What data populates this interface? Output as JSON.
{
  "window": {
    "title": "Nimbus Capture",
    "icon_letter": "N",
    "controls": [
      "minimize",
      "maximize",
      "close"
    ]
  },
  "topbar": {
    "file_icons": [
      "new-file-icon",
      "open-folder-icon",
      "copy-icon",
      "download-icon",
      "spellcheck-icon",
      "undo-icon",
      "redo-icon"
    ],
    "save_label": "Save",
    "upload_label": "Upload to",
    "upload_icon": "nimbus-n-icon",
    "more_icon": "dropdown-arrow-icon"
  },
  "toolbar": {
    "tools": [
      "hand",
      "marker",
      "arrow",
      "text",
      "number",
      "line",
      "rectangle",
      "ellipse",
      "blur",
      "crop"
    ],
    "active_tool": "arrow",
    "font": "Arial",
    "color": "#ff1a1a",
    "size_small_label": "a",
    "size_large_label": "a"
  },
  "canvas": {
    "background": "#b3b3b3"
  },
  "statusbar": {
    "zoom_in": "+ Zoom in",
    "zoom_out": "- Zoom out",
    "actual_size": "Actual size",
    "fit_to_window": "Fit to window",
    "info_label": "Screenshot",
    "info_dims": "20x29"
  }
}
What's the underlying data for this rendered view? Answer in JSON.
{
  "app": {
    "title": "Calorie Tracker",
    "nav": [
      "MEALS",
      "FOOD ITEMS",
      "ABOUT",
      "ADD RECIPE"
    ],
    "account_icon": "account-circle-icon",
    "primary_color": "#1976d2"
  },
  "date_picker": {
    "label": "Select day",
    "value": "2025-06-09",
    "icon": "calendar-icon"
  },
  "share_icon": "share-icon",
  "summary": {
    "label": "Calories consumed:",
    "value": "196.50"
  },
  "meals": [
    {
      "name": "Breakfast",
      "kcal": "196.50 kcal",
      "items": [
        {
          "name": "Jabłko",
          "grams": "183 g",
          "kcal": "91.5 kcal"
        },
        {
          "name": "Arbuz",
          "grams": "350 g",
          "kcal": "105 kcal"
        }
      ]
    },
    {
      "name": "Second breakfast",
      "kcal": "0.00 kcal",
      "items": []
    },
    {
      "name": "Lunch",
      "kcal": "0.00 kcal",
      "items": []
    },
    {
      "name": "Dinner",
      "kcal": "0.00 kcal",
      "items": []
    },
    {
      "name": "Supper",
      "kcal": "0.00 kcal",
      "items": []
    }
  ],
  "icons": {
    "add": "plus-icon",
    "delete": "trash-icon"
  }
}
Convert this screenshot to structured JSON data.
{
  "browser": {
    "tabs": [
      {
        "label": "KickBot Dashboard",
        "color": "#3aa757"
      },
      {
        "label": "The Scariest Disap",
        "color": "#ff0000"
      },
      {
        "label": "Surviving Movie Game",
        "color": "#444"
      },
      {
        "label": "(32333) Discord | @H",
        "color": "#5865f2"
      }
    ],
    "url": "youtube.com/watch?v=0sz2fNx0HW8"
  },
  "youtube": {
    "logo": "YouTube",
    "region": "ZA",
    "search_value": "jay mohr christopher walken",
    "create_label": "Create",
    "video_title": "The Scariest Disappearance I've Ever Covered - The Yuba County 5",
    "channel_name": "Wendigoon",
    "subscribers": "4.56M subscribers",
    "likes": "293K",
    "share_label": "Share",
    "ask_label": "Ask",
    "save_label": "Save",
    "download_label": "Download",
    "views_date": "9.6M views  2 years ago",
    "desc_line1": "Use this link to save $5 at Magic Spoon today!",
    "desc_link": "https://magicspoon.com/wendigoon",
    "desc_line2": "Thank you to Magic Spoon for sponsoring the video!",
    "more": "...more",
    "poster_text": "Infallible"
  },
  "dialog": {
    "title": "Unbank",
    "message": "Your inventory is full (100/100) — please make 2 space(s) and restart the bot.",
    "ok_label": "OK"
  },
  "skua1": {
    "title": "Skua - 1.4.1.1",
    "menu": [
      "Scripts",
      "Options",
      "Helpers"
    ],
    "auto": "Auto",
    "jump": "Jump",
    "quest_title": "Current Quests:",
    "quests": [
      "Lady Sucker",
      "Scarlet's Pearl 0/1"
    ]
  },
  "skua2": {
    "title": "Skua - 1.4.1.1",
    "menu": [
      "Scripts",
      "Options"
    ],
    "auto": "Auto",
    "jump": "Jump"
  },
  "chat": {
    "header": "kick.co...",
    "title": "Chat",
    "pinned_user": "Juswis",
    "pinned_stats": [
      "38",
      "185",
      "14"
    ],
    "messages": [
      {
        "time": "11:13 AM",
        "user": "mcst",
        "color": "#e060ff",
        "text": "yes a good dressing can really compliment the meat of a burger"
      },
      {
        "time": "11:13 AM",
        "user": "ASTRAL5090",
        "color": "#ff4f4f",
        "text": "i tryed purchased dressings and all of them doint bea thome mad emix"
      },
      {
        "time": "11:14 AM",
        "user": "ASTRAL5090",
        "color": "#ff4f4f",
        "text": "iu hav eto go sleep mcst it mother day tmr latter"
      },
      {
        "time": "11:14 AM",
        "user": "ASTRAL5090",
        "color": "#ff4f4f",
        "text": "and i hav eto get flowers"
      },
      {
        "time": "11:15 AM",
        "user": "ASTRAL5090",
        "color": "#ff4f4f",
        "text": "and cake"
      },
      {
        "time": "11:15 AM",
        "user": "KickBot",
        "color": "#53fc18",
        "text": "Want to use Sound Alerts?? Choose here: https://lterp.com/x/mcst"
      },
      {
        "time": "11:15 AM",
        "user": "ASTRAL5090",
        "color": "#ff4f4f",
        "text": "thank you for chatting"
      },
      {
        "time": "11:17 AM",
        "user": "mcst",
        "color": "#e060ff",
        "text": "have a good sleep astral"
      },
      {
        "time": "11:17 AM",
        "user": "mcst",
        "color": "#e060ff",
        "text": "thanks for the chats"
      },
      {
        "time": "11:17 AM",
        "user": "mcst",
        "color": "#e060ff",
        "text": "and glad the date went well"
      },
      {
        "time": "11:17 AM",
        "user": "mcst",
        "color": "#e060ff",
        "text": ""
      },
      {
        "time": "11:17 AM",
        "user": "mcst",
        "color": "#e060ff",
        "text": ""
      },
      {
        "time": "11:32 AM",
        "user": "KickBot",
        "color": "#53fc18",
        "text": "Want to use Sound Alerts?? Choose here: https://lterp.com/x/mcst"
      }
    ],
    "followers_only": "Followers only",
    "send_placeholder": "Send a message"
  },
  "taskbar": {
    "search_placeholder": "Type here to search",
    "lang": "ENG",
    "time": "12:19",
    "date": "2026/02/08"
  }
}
━━━━━━━━━━
Gather every line from the listing above in which "JSON" appears, and copy those lines.

_Answer for the task_
What data populates this interface? Output as JSON.
What's the underlying data for this rendered view? Answer in JSON.
Convert this screenshot to structured JSON data.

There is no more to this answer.